■ **The exercise**:
List each line of the data that holds the string "duration", please.

# Provided data start

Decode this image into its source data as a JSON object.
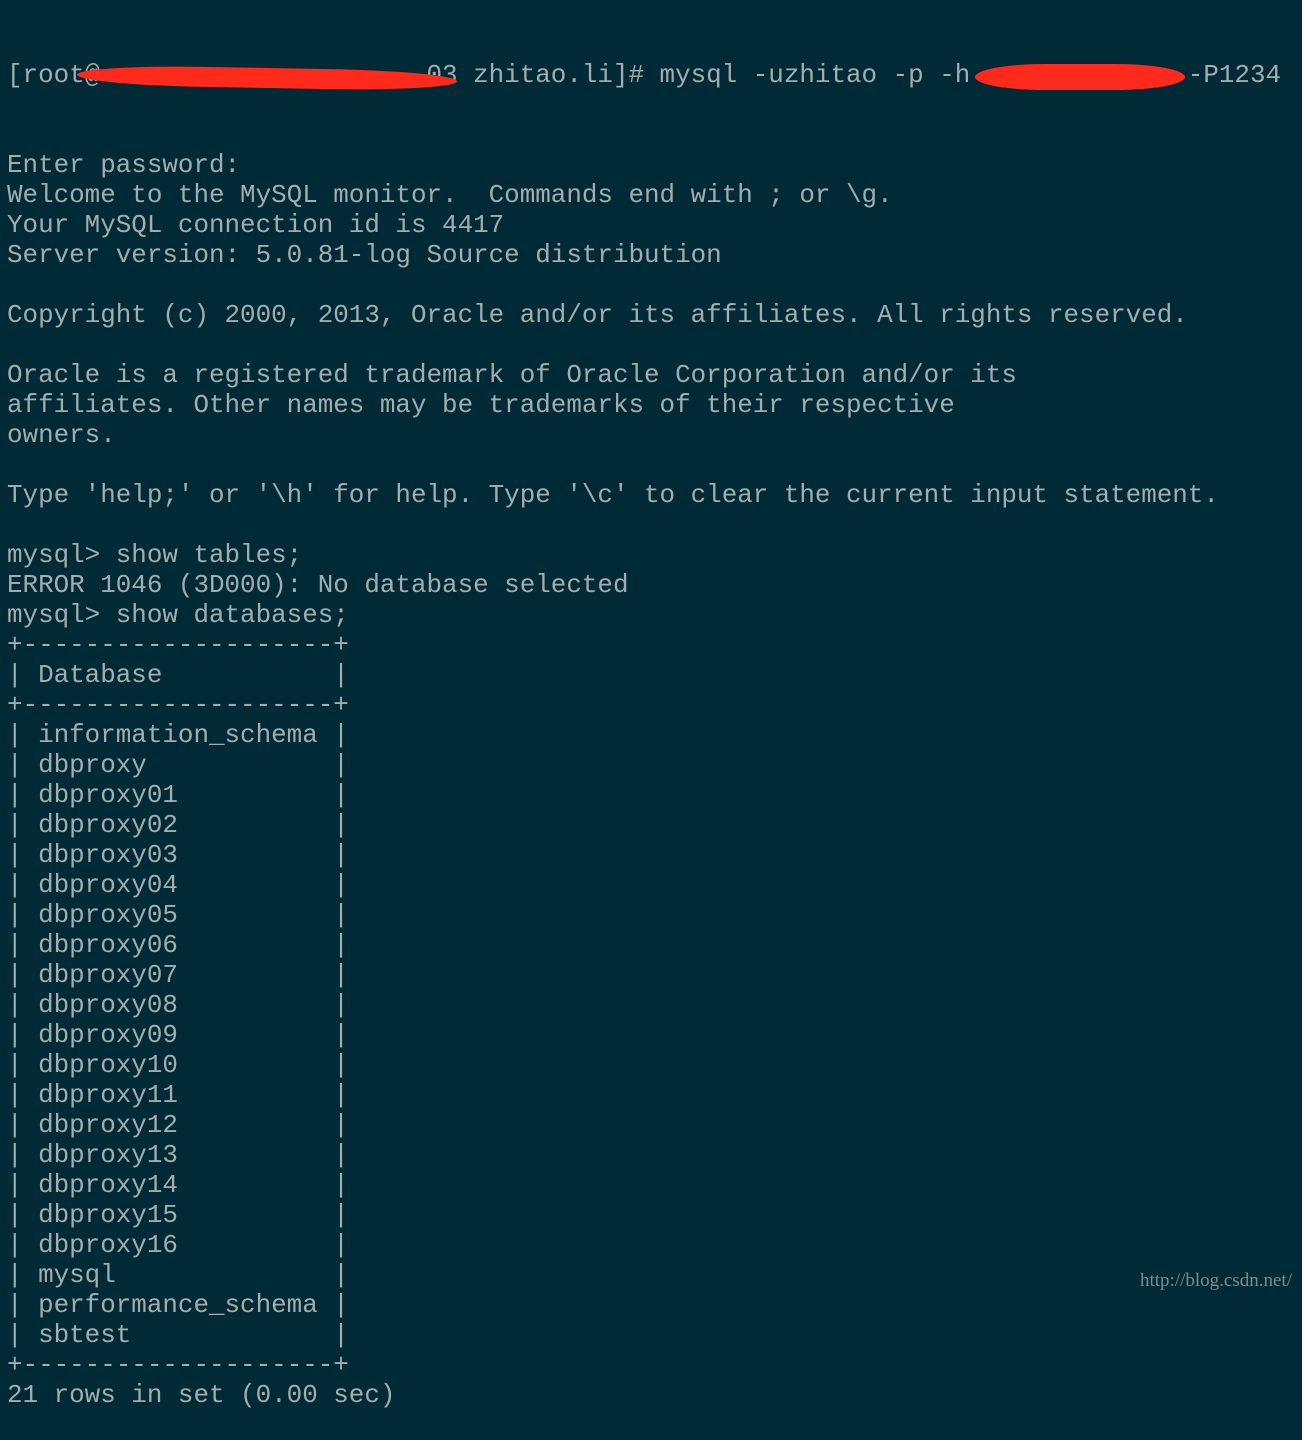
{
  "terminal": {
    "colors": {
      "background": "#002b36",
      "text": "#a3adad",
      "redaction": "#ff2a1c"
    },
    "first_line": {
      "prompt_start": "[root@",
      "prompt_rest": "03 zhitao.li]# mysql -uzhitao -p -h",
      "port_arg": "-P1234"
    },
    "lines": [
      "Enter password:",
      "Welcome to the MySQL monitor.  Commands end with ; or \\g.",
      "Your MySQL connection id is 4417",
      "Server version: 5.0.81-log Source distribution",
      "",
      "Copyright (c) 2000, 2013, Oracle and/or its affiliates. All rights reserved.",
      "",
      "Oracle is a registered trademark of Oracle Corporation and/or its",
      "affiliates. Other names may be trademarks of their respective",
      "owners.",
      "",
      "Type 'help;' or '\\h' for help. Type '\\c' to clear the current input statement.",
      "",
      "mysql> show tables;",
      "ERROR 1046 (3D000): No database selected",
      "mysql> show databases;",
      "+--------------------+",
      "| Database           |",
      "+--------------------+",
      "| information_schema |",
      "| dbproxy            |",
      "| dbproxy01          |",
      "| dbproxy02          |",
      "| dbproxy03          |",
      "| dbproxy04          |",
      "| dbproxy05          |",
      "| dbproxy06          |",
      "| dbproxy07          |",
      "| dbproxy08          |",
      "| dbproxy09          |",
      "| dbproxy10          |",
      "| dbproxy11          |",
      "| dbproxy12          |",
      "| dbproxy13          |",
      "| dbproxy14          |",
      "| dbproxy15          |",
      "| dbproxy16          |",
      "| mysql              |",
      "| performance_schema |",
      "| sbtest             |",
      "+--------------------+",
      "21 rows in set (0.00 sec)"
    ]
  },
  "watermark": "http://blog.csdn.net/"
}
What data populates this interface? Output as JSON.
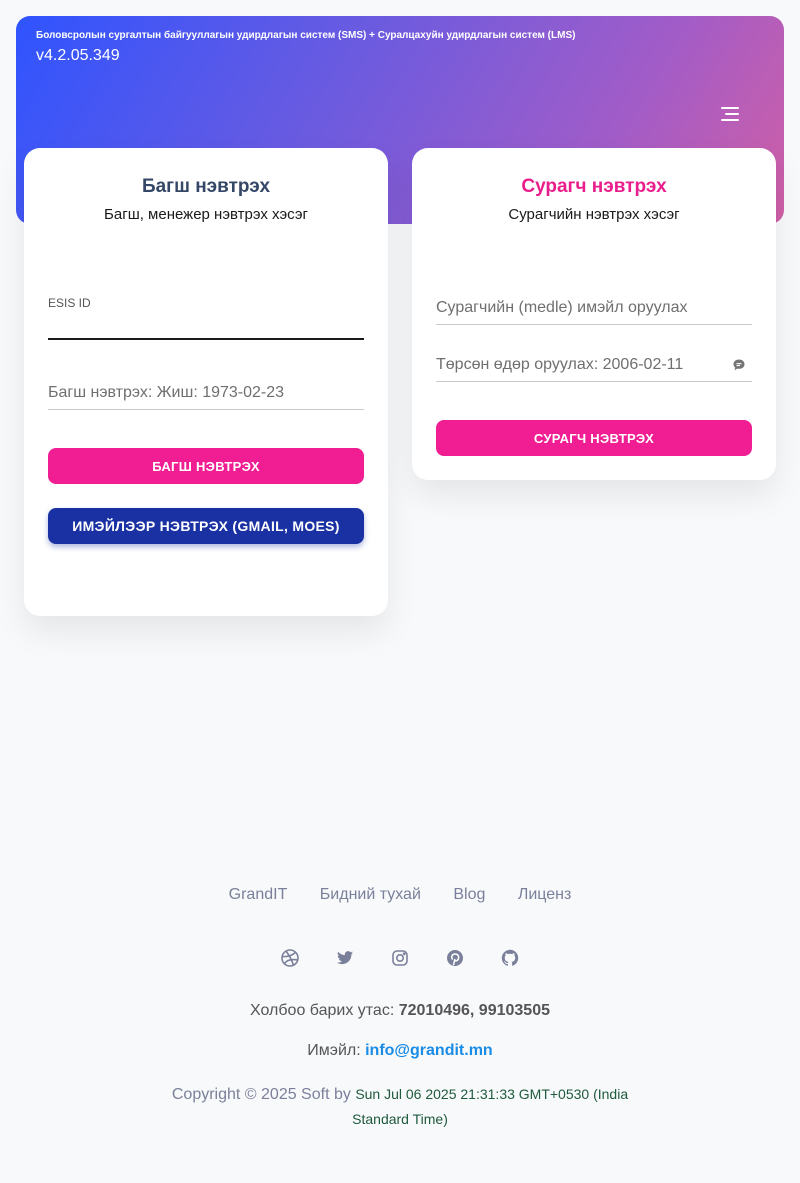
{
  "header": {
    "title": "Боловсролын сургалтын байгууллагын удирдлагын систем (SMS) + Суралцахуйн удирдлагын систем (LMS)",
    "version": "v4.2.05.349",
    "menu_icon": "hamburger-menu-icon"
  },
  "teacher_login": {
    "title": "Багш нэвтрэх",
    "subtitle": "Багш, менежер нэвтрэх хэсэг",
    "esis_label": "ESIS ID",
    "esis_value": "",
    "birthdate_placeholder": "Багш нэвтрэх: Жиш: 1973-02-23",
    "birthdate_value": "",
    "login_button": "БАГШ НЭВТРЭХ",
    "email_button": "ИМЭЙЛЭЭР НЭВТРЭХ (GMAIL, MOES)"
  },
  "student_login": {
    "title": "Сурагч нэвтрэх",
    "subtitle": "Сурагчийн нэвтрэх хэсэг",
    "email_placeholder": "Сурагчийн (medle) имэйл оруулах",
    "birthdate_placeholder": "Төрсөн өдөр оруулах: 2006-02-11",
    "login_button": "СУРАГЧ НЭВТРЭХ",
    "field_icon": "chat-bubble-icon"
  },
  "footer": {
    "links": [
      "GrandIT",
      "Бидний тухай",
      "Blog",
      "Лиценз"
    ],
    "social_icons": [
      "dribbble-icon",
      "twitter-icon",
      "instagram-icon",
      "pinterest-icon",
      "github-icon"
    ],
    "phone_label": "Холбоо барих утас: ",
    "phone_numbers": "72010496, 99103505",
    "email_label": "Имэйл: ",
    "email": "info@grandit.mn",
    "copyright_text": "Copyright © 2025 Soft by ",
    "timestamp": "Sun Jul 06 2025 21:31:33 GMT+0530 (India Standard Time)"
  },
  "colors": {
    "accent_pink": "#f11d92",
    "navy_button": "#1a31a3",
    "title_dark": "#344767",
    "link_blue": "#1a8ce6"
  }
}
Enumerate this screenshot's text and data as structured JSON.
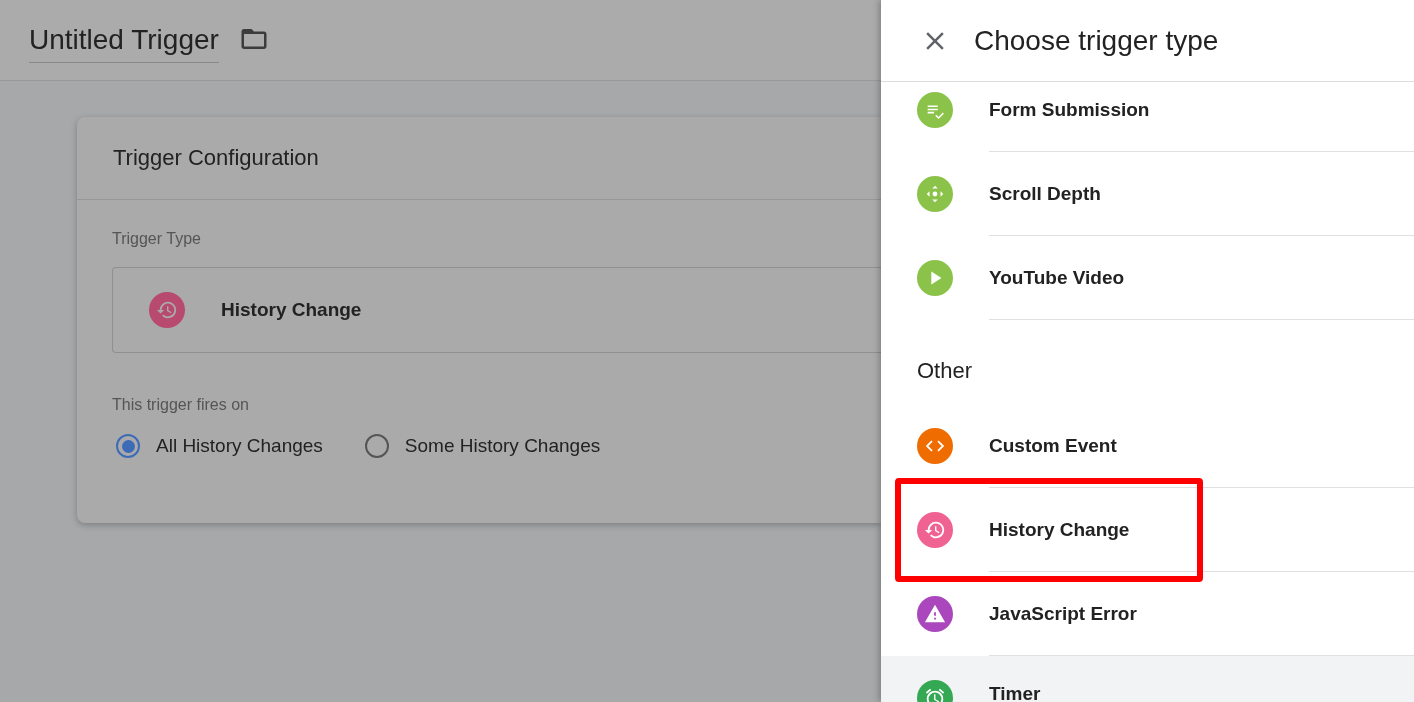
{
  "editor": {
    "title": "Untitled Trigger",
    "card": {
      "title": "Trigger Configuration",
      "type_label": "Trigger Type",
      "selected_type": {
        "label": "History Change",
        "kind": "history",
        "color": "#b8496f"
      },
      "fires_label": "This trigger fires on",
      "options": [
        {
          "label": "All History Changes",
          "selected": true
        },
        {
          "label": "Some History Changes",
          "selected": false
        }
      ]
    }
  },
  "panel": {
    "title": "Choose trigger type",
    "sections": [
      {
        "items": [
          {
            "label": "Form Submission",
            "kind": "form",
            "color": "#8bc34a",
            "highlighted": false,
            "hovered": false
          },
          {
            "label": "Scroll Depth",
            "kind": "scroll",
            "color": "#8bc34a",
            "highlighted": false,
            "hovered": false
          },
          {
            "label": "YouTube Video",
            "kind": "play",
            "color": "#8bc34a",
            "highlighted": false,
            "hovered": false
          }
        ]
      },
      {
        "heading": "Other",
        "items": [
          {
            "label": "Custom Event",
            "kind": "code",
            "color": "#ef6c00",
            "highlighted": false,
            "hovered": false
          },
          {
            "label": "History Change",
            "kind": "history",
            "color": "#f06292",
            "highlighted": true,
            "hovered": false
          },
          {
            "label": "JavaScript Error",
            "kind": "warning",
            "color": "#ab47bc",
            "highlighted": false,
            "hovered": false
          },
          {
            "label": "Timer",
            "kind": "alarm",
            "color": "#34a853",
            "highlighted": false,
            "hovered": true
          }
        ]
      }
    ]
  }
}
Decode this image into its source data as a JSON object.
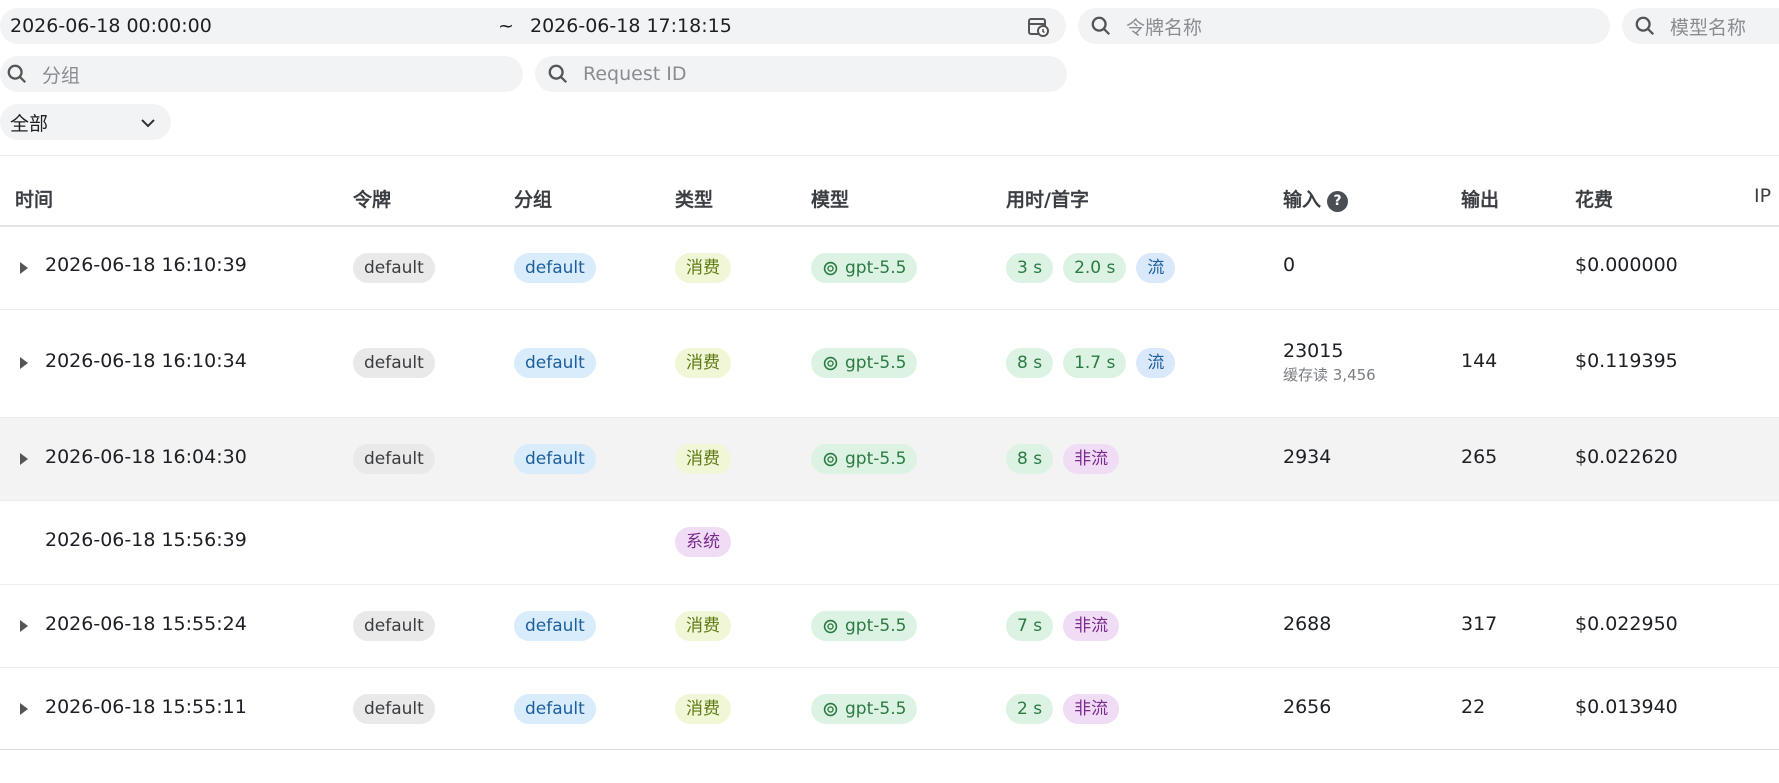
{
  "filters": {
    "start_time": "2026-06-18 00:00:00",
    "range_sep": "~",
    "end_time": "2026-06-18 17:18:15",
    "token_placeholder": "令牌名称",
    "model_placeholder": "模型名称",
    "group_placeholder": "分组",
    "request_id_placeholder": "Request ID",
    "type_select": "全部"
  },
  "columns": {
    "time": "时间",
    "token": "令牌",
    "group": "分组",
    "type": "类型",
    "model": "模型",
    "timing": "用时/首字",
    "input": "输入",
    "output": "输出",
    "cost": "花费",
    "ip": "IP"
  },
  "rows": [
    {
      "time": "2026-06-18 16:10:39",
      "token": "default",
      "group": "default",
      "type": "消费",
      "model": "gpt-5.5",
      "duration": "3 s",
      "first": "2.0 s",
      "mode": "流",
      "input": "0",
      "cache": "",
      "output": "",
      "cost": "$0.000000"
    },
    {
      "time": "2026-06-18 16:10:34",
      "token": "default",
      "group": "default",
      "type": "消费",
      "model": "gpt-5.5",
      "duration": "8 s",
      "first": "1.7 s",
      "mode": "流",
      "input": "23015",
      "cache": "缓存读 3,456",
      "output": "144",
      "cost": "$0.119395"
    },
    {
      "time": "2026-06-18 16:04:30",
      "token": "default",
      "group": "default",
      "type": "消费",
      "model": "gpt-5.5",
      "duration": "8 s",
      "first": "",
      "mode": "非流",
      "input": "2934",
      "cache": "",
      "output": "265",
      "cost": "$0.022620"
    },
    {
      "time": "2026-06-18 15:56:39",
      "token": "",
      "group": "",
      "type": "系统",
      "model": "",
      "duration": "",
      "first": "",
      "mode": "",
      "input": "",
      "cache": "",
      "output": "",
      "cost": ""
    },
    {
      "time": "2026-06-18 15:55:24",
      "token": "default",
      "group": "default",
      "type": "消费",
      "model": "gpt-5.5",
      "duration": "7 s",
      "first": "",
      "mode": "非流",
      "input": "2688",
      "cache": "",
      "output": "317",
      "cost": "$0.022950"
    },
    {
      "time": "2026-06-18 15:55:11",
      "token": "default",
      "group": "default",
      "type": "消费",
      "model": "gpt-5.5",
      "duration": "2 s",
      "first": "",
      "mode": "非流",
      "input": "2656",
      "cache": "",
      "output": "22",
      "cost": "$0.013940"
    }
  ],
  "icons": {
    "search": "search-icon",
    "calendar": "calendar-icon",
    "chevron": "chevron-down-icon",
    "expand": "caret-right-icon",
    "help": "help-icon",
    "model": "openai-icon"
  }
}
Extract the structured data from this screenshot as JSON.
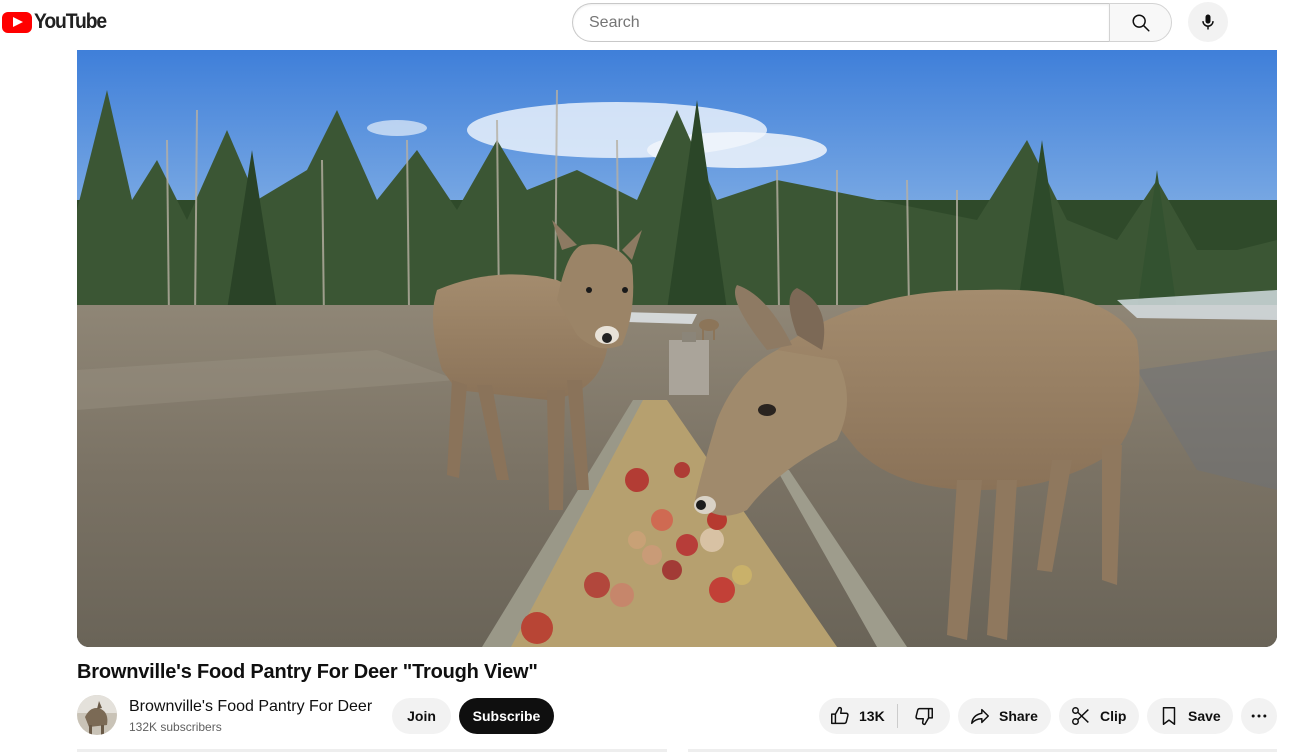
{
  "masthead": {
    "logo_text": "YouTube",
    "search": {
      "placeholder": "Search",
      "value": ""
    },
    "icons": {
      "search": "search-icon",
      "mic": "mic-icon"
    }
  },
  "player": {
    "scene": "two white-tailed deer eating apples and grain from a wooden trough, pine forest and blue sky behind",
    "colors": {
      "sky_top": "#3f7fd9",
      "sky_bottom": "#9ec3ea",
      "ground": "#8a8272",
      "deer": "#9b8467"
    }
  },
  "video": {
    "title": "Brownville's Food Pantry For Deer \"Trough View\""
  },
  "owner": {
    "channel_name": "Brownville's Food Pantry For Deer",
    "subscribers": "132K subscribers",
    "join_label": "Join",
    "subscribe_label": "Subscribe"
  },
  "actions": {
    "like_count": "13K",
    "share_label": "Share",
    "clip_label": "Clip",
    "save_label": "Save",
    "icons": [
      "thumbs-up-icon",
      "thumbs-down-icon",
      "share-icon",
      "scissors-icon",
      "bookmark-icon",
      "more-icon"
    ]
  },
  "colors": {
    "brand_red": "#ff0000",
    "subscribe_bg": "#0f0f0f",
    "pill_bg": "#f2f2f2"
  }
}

# Provided data end

■ **Finished answer**:
      "duration": "3 s",
      "duration": "8 s",
      "duration": "8 s",
      "duration": "",
      "duration": "7 s",
      "duration": "2 s",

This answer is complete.